> **Task directions**
Reproduce the data verbatim, starting at the line that contains "75, 573, 185]" and ending after the line that contains "Itemize the components".

◆ ◆ ◆ ◆ ◆ ◆ ◆

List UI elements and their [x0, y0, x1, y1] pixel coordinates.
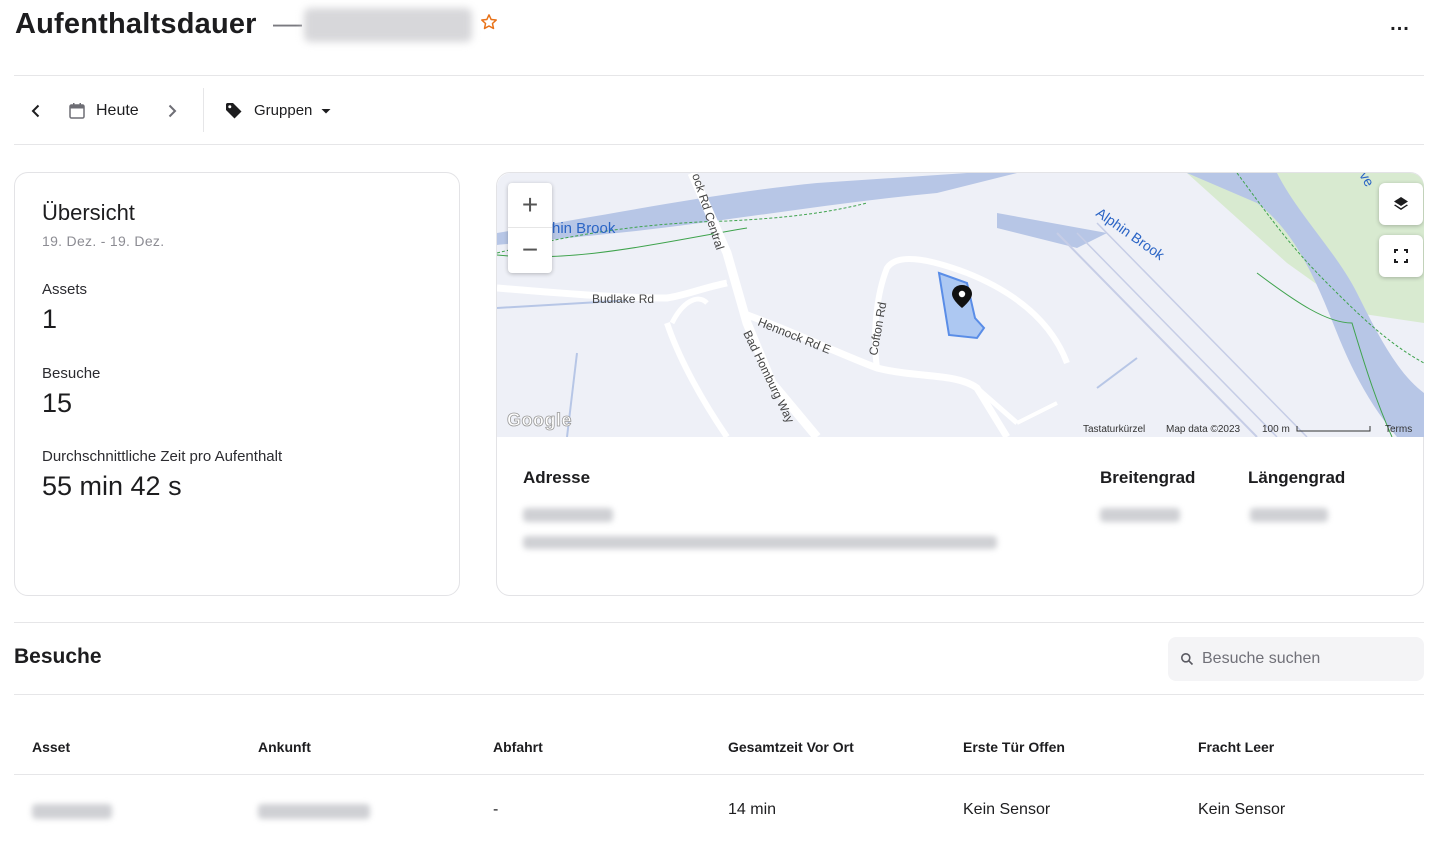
map-label-budlake: Budlake Rd: [592, 292, 654, 306]
fullscreen-button[interactable]: [1379, 235, 1423, 277]
zoom-out-button[interactable]: −: [508, 228, 552, 273]
map-shortcuts-link[interactable]: Tastaturkürzel: [1083, 424, 1145, 435]
map-layers-button[interactable]: [1379, 183, 1423, 225]
redacted-address-line: [523, 536, 997, 549]
zoom-controls: + −: [508, 183, 552, 273]
overview-title: Übersicht: [42, 200, 135, 225]
column-header-arrival[interactable]: Ankunft: [258, 739, 311, 755]
column-header-asset[interactable]: Asset: [32, 739, 70, 755]
visits-section-title: Besuche: [14, 645, 102, 668]
more-options-button[interactable]: ...: [1388, 12, 1412, 36]
date-picker[interactable]: Heute: [68, 76, 139, 145]
longitude-label: Längengrad: [1248, 468, 1346, 487]
redacted-location-name: [304, 8, 472, 42]
calendar-icon: [69, 102, 85, 119]
date-label: Heute: [96, 101, 139, 119]
tag-icon: [226, 102, 242, 118]
column-header-departure[interactable]: Abfahrt: [493, 739, 543, 755]
filter-toolbar: Heute Gruppen: [14, 76, 1424, 145]
visits-value: 15: [42, 388, 73, 418]
map-label-alphin-brook: hin Brook: [552, 220, 616, 237]
fullscreen-icon: [1394, 249, 1408, 263]
search-placeholder: Besuche suchen: [1202, 650, 1321, 667]
overview-card: Übersicht 19. Dez. - 19. Dez. Assets 1 B…: [14, 172, 460, 596]
chevron-right-icon: [168, 104, 177, 117]
address-label: Adresse: [523, 468, 591, 487]
map-scale-label: 100 m: [1262, 424, 1290, 435]
next-day-button[interactable]: [164, 76, 180, 145]
visits-search-input[interactable]: Besuche suchen: [1168, 637, 1424, 681]
map-data-attribution: Map data ©2023: [1166, 424, 1241, 435]
redacted-latitude: [1100, 508, 1180, 522]
first-door-open-cell: Kein Sensor: [963, 801, 1051, 818]
column-header-cargo-empty[interactable]: Fracht Leer: [1198, 739, 1274, 755]
departure-cell: -: [493, 801, 499, 818]
cargo-empty-cell: Kein Sensor: [1198, 801, 1286, 818]
map[interactable]: hin Brook Alphin Brook Budlake Rd ock Rd…: [497, 173, 1424, 437]
layers-icon: [1394, 197, 1408, 210]
groups-filter-button[interactable]: Gruppen: [224, 76, 332, 145]
total-time-cell: 14 min: [728, 801, 777, 818]
previous-day-button[interactable]: [28, 76, 44, 145]
redacted-asset-name: [32, 804, 112, 819]
latitude-label: Breitengrad: [1100, 468, 1196, 487]
search-icon: [1181, 653, 1194, 666]
map-terms-link[interactable]: Terms: [1385, 424, 1412, 435]
map-canvas[interactable]: hin Brook Alphin Brook Budlake Rd ock Rd…: [497, 173, 1424, 437]
avg-time-value: 55 min 42 s: [42, 471, 182, 501]
column-header-first-door-open[interactable]: Erste Tür Offen: [963, 739, 1065, 755]
groups-label: Gruppen: [254, 102, 313, 119]
redacted-arrival-time: [258, 804, 370, 819]
assets-label: Assets: [42, 281, 88, 298]
overview-date-range: 19. Dez. - 19. Dez.: [42, 233, 165, 249]
chevron-left-icon: [31, 104, 40, 117]
title-separator: —: [273, 8, 302, 40]
visits-label: Besuche: [42, 365, 101, 382]
table-header-divider: [14, 774, 1424, 775]
redacted-address-name: [523, 508, 613, 522]
section-divider: [14, 622, 1424, 623]
page-header: Aufenthaltsdauer — ...: [14, 0, 1424, 76]
page-title: Aufenthaltsdauer: [15, 8, 257, 40]
assets-value: 1: [42, 304, 58, 334]
zoom-in-button[interactable]: +: [508, 183, 552, 228]
location-card: hin Brook Alphin Brook Budlake Rd ock Rd…: [496, 172, 1424, 596]
favorite-star-icon[interactable]: [480, 13, 498, 31]
avg-time-label: Durchschnittliche Zeit pro Aufenthalt: [42, 448, 283, 465]
table-top-divider: [14, 694, 1424, 695]
caret-down-icon: [321, 108, 331, 113]
column-header-total-time[interactable]: Gesamtzeit Vor Ort: [728, 739, 854, 755]
google-logo: Google: [507, 410, 572, 431]
redacted-longitude: [1250, 508, 1328, 522]
toolbar-divider: [203, 88, 204, 132]
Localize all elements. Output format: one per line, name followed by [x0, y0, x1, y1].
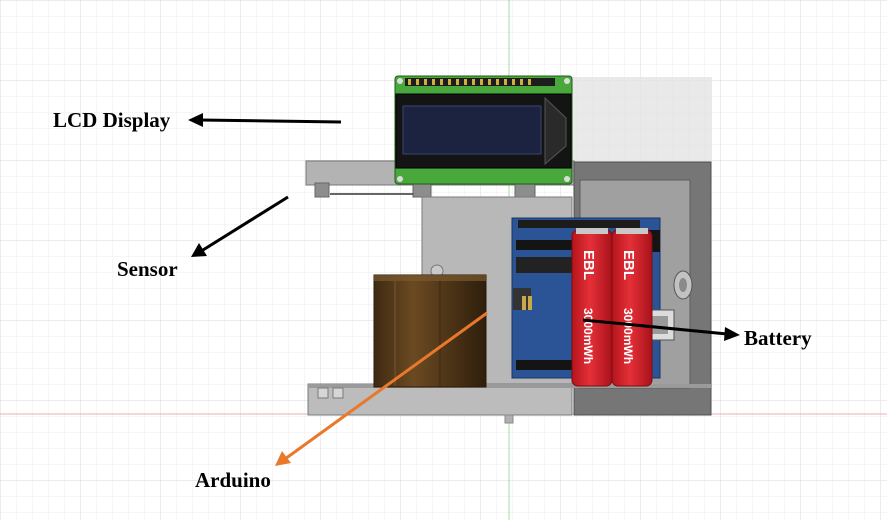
lcd-module	[394, 75, 573, 185]
battery-pack: EBL EBL 3000mWh 3000mWh	[571, 228, 653, 387]
label-lcd-display: LCD Display	[53, 108, 171, 132]
label-sensor: Sensor	[117, 257, 178, 281]
battery-capacity-print: 3000mWh	[581, 308, 595, 364]
label-arduino: Arduino	[195, 468, 271, 492]
battery-capacity-print-2: 3000mWh	[621, 308, 635, 364]
battery-brand-print-2: EBL	[620, 250, 637, 280]
diagram-canvas: EBL EBL 3000mWh 3000mWh LCD Display Sens…	[0, 0, 887, 520]
ghost-panel	[572, 77, 712, 162]
sample-container	[373, 274, 487, 388]
label-battery: Battery	[744, 326, 812, 350]
battery-brand-print: EBL	[580, 250, 597, 280]
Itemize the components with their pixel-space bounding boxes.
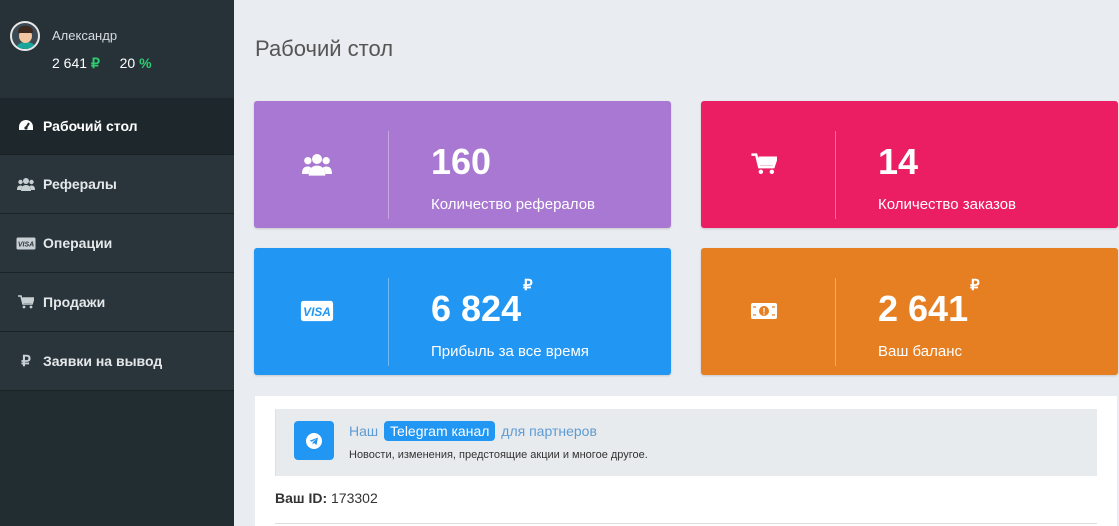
sidebar-item-label: Продажи bbox=[43, 294, 106, 310]
sidebar-item-label: Рефералы bbox=[43, 176, 117, 192]
info-panel: Наш Telegram канал для партнеров Новости… bbox=[255, 396, 1117, 526]
user-balance: 2 641 bbox=[52, 55, 88, 71]
dashboard-icon bbox=[16, 118, 36, 134]
ruble-icon: ₽ bbox=[21, 353, 31, 370]
sidebar: Александр 2 641 ₽ 20 % Рабочий стол Рефе… bbox=[0, 0, 234, 526]
divider bbox=[275, 523, 1097, 524]
money-icon: ! bbox=[737, 293, 791, 329]
orders-label: Количество заказов bbox=[878, 196, 1017, 213]
sidebar-item-referrals[interactable]: Рефералы bbox=[0, 155, 234, 214]
telegram-icon[interactable] bbox=[294, 421, 334, 460]
telegram-channel-link[interactable]: Telegram канал bbox=[384, 421, 496, 441]
visa-icon: VISA bbox=[290, 293, 344, 329]
profit-card[interactable]: VISA 6 824₽ Прибыль за все время bbox=[254, 248, 671, 375]
user-percent: 20 bbox=[119, 55, 136, 71]
sidebar-item-label: Заявки на вывод bbox=[43, 353, 163, 369]
sidebar-item-dashboard[interactable]: Рабочий стол bbox=[0, 98, 234, 155]
user-stats: 2 641 ₽ 20 % bbox=[52, 55, 152, 72]
balance-label: Ваш баланс bbox=[878, 343, 963, 360]
ruble-icon: ₽ bbox=[970, 277, 980, 294]
svg-text:VISA: VISA bbox=[303, 305, 331, 319]
ruble-icon: ₽ bbox=[90, 55, 100, 71]
orders-card[interactable]: 14 Количество заказов bbox=[701, 101, 1118, 228]
telegram-notice: Наш Telegram канал для партнеров Новости… bbox=[275, 409, 1097, 476]
username: Александр bbox=[52, 28, 118, 43]
sidebar-item-label: Рабочий стол bbox=[43, 118, 138, 134]
sidebar-item-label: Операции bbox=[43, 235, 113, 251]
users-icon bbox=[16, 176, 36, 192]
referrals-count: 160 bbox=[431, 141, 492, 182]
referrals-label: Количество рефералов bbox=[431, 196, 596, 213]
profit-label: Прибыль за все время bbox=[431, 343, 589, 360]
notice-text: Новости, изменения, предстоящие акции и … bbox=[349, 449, 648, 461]
user-profile: Александр 2 641 ₽ 20 % bbox=[0, 0, 234, 98]
orders-count: 14 bbox=[878, 141, 919, 182]
sidebar-item-withdrawals[interactable]: ₽ Заявки на вывод bbox=[0, 332, 234, 391]
balance-card[interactable]: ! 2 641₽ Ваш баланс bbox=[701, 248, 1118, 375]
cart-icon bbox=[16, 294, 36, 310]
user-id: Ваш ID: 173302 bbox=[275, 490, 378, 506]
cart-icon bbox=[737, 146, 791, 182]
percent-icon: % bbox=[139, 55, 152, 71]
sidebar-item-operations[interactable]: VISA Операции bbox=[0, 214, 234, 273]
sidebar-item-sales[interactable]: Продажи bbox=[0, 273, 234, 332]
visa-icon: VISA bbox=[16, 235, 36, 251]
svg-text:VISA: VISA bbox=[18, 241, 34, 248]
users-icon bbox=[290, 146, 344, 182]
balance-value: 2 641₽ bbox=[878, 277, 980, 329]
profit-value: 6 824₽ bbox=[431, 277, 533, 329]
svg-text:!: ! bbox=[763, 307, 766, 317]
page-title: Рабочий стол bbox=[255, 36, 394, 61]
referrals-card[interactable]: 160 Количество рефералов bbox=[254, 101, 671, 228]
ruble-icon: ₽ bbox=[523, 277, 533, 294]
avatar[interactable] bbox=[10, 21, 40, 51]
notice-heading: Наш Telegram канал для партнеров bbox=[349, 421, 597, 441]
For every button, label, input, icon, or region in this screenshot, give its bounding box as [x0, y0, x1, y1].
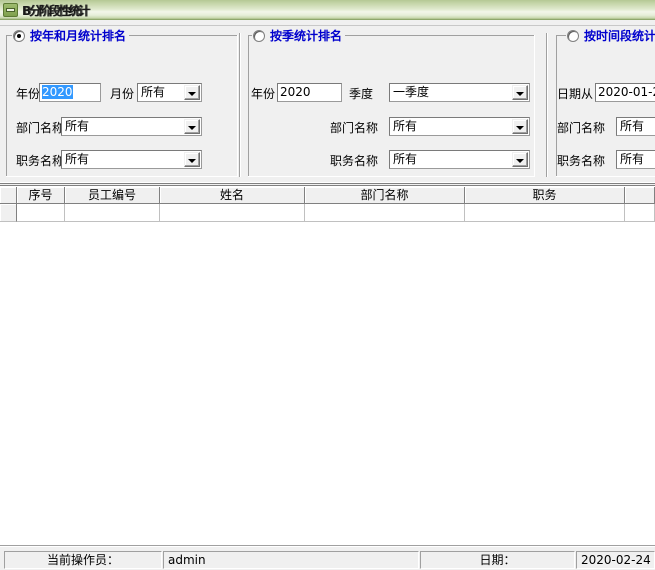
label-job-3: 职务名称: [557, 154, 606, 168]
panel-date-range-header[interactable]: 按时间段统计: [566, 28, 655, 43]
table-cell[interactable]: [160, 204, 305, 222]
window-minimize-icon: [3, 3, 18, 17]
select-dept-1[interactable]: 所有: [61, 117, 202, 136]
status-bar: 当前操作员： admin 日期： 2020-02-24: [0, 544, 655, 570]
window-title: B分阶段性统计: [22, 4, 90, 18]
select-job-3[interactable]: 所有: [616, 150, 655, 169]
select-job-1-value: 所有: [65, 152, 90, 166]
select-quarter-value: 一季度: [393, 85, 430, 99]
select-month-value: 所有: [141, 85, 166, 99]
select-dept-3[interactable]: 所有: [616, 117, 655, 136]
panel-quarter-header[interactable]: 按季统计排名: [252, 28, 346, 43]
label-quarter: 季度: [349, 87, 374, 101]
radio-quarter[interactable]: [253, 29, 265, 42]
row-selector[interactable]: [0, 204, 17, 222]
status-date-value: 2020-02-24: [576, 551, 655, 569]
chevron-down-icon[interactable]: [512, 85, 528, 100]
select-month[interactable]: 所有: [137, 83, 202, 102]
select-job-2[interactable]: 所有: [389, 150, 530, 169]
chevron-down-icon[interactable]: [512, 119, 528, 134]
select-job-3-value: 所有: [620, 152, 645, 166]
grid-header-cell[interactable]: 部门名称: [305, 187, 465, 204]
input-year-2-value: 2020: [280, 85, 311, 99]
label-month: 月份: [110, 87, 135, 101]
filter-area: 按年和月统计排名 年份 2020 月份 所有 部门名称 所有 职务名称 所有 按…: [0, 27, 655, 179]
table-cell[interactable]: [65, 204, 160, 222]
panel-divider-2: [546, 33, 548, 177]
panel-date-range-label: 按时间段统计: [584, 29, 655, 43]
chevron-down-icon[interactable]: [184, 85, 200, 100]
results-grid[interactable]: 序号 员工编号 姓名 部门名称 职务: [0, 182, 655, 544]
status-operator-value: admin: [163, 551, 419, 569]
grid-header-row: 序号 员工编号 姓名 部门名称 职务: [0, 187, 655, 204]
table-row[interactable]: [0, 204, 655, 222]
application-window: B分阶段性统计 按年和月统计排名 年份 2020 月份 所有 部门名称 所有 职…: [0, 0, 655, 570]
select-dept-2[interactable]: 所有: [389, 117, 530, 136]
panel-year-and-month-header[interactable]: 按年和月统计排名: [12, 28, 130, 43]
chevron-down-icon[interactable]: [184, 119, 200, 134]
status-date-label: 日期：: [420, 551, 575, 569]
status-bar-divider: [0, 545, 655, 547]
table-cell[interactable]: [17, 204, 65, 222]
select-dept-2-value: 所有: [393, 119, 418, 133]
table-cell[interactable]: [625, 204, 655, 222]
select-dept-3-value: 所有: [620, 119, 645, 133]
select-dept-1-value: 所有: [65, 119, 90, 133]
grid-header-cell-overflow[interactable]: [625, 187, 655, 204]
label-dept-1: 部门名称: [16, 121, 65, 135]
input-year-1-value: 2020: [42, 85, 73, 99]
select-job-1[interactable]: 所有: [61, 150, 202, 169]
table-cell[interactable]: [305, 204, 465, 222]
select-job-2-value: 所有: [393, 152, 418, 166]
grid-header-cell[interactable]: 员工编号: [65, 187, 160, 204]
title-bar-underline: [0, 21, 655, 26]
label-year-1: 年份: [16, 87, 41, 101]
input-date-from[interactable]: 2020-01-25: [595, 83, 655, 102]
title-bar: B分阶段性统计: [0, 0, 655, 20]
panel-year-and-month-label: 按年和月统计排名: [30, 29, 127, 43]
input-date-from-value: 2020-01-25: [598, 85, 655, 99]
status-operator-label: 当前操作员：: [4, 551, 162, 569]
label-dept-2: 部门名称: [330, 121, 379, 135]
label-job-1: 职务名称: [16, 154, 65, 168]
grid-top-edge: [0, 183, 655, 186]
chevron-down-icon[interactable]: [512, 152, 528, 167]
panel-divider-1: [239, 33, 241, 177]
chevron-down-icon[interactable]: [184, 152, 200, 167]
grid-header-cell[interactable]: 姓名: [160, 187, 305, 204]
input-year-2[interactable]: 2020: [277, 83, 342, 102]
label-job-2: 职务名称: [330, 154, 379, 168]
input-year-1[interactable]: 2020: [39, 83, 101, 102]
grid-header-cell[interactable]: 职务: [465, 187, 625, 204]
select-quarter[interactable]: 一季度: [389, 83, 530, 102]
grid-header-selector: [0, 187, 17, 204]
label-date-from: 日期从: [557, 87, 594, 101]
label-dept-3: 部门名称: [557, 121, 606, 135]
table-cell[interactable]: [465, 204, 625, 222]
radio-date-range[interactable]: [567, 29, 579, 42]
panel-quarter-label: 按季统计排名: [270, 29, 343, 43]
grid-header-cell[interactable]: 序号: [17, 187, 65, 204]
radio-year-and-month[interactable]: [13, 29, 25, 42]
label-year-2: 年份: [251, 87, 276, 101]
grid-empty-body[interactable]: [0, 222, 655, 544]
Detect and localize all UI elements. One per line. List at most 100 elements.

◆ ◆ ◆ ◆ ◆ ◆ ◆

> **Full response**
lcd-module	[394, 75, 573, 185]
battery-pack: EBL EBL 3000mWh 3000mWh	[571, 228, 653, 387]
label-lcd-display: LCD Display	[53, 108, 171, 132]
label-sensor: Sensor	[117, 257, 178, 281]
battery-capacity-print: 3000mWh	[581, 308, 595, 364]
label-arduino: Arduino	[195, 468, 271, 492]
battery-capacity-print-2: 3000mWh	[621, 308, 635, 364]
battery-brand-print-2: EBL	[620, 250, 637, 280]
diagram-canvas: EBL EBL 3000mWh 3000mWh LCD Display Sens…	[0, 0, 887, 520]
ghost-panel	[572, 77, 712, 162]
sample-container	[373, 274, 487, 388]
label-battery: Battery	[744, 326, 812, 350]
battery-brand-print: EBL	[580, 250, 597, 280]
Itemize the components with their pixel-space bounding boxes.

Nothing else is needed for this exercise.